(Items from a data source)
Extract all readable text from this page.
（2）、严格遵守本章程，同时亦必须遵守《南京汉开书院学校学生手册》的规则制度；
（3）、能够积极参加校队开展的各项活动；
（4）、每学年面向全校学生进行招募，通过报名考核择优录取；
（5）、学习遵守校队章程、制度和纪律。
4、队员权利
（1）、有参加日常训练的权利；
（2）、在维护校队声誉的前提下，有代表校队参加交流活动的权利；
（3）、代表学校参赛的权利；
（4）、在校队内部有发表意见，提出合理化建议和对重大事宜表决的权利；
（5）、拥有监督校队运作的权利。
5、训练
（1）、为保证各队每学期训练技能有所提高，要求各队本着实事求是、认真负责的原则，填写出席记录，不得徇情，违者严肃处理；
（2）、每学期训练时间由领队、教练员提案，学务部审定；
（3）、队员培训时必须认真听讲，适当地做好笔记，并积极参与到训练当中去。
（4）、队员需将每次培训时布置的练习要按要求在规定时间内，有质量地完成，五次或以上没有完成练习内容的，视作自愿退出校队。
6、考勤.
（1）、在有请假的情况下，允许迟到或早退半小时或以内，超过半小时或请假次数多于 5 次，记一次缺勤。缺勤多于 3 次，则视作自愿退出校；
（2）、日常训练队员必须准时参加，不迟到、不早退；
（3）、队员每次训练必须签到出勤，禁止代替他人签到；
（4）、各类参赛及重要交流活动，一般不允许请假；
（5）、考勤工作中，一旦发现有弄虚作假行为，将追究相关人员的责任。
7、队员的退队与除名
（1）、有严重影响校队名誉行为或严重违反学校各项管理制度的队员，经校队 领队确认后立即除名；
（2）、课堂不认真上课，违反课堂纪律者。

* **What you have to do**: Quote all the records. Keep every word exact.

* **Exercise solution**:
Extract all readable text from this page.
（2）、严格遵守本章程，同时亦必须遵守《南京汉开书院学校学生手册》的规则制度；
（3）、能够积极参加校队开展的各项活动；
（4）、每学年面向全校学生进行招募，通过报名考核择优录取；
（5）、学习遵守校队章程、制度和纪律。
4、队员权利
（1）、有参加日常训练的权利；
（2）、在维护校队声誉的前提下，有代表校队参加交流活动的权利；
（3）、代表学校参赛的权利；
（4）、在校队内部有发表意见，提出合理化建议和对重大事宜表决的权利；
（5）、拥有监督校队运作的权利。
5、训练
（1）、为保证各队每学期训练技能有所提高，要求各队本着实事求是、认真负责的原则，填写出席记录，不得徇情，违者严肃处理；
（2）、每学期训练时间由领队、教练员提案，学务部审定；
（3）、队员培训时必须认真听讲，适当地做好笔记，并积极参与到训练当中去。
（4）、队员需将每次培训时布置的练习要按要求在规定时间内，有质量地完成，五次或以上没有完成练习内容的，视作自愿退出校队。
6、考勤.
（1）、在有请假的情况下，允许迟到或早退半小时或以内，超过半小时或请假次数多于 5 次，记一次缺勤。缺勤多于 3 次，则视作自愿退出校；
（2）、日常训练队员必须准时参加，不迟到、不早退；
（3）、队员每次训练必须签到出勤，禁止代替他人签到；
（4）、各类参赛及重要交流活动，一般不允许请假；
（5）、考勤工作中，一旦发现有弄虚作假行为，将追究相关人员的责任。
7、队员的退队与除名
（1）、有严重影响校队名誉行为或严重违反学校各项管理制度的队员，经校队 领队确认后立即除名；
（2）、课堂不认真上课，违反课堂纪律者。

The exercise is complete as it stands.